• [Problem description]: Sift the listing for lines that hold the string "true" and pull them out.
——
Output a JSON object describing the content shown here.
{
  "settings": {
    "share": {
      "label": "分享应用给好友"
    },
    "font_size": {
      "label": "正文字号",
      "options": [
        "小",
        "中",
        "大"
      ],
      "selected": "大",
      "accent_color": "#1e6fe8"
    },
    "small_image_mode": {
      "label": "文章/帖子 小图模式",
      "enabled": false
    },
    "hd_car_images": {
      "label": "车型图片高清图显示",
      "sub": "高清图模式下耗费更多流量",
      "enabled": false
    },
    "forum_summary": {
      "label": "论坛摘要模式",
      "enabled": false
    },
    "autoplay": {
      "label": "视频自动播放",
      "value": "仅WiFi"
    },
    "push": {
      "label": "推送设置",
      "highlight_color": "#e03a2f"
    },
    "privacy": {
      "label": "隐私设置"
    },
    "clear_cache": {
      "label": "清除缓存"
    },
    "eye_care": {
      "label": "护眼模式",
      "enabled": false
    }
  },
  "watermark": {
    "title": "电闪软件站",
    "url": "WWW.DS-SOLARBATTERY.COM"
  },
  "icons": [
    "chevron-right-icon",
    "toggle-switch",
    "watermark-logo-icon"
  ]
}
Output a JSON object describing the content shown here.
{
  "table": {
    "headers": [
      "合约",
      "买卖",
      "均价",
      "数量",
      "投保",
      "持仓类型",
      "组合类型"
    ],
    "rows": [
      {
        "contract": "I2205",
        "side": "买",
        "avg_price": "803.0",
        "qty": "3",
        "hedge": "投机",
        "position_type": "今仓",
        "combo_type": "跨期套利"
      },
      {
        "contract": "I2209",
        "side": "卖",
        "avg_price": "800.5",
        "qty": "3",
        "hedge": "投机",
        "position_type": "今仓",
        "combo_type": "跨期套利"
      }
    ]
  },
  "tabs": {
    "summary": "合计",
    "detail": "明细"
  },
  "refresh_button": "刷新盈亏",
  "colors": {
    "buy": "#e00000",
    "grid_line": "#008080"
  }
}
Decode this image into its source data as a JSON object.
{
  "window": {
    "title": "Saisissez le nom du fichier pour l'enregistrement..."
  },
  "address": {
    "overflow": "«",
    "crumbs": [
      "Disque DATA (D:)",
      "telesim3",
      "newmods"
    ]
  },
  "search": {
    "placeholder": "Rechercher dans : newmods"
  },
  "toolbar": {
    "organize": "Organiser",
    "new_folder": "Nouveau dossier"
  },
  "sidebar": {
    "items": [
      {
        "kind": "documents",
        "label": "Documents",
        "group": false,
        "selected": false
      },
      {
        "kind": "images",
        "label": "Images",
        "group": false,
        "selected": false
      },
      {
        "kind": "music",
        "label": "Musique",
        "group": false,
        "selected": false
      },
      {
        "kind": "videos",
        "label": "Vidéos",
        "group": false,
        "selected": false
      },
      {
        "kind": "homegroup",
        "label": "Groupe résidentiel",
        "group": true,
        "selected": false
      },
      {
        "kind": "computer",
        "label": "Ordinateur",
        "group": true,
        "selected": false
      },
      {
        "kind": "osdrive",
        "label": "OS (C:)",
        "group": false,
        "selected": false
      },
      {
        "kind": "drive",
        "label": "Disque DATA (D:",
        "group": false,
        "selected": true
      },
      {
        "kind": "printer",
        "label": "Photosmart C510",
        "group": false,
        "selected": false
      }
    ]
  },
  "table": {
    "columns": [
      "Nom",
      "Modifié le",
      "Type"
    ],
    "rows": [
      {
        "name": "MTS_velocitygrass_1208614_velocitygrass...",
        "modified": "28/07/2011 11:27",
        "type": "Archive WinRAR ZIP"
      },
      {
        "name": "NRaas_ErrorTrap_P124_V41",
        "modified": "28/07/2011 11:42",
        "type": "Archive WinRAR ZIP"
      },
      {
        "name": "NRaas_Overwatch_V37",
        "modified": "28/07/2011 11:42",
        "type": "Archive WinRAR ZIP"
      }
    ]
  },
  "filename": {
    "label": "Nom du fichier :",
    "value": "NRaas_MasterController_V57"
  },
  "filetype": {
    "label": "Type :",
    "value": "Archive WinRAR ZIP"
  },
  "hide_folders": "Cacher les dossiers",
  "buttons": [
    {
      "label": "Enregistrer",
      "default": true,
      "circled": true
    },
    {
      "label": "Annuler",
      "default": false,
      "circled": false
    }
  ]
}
——
• [Problem solution]:
        "group": true,
        "group": true,
        "selected": true
      "default": true,
      "circled": true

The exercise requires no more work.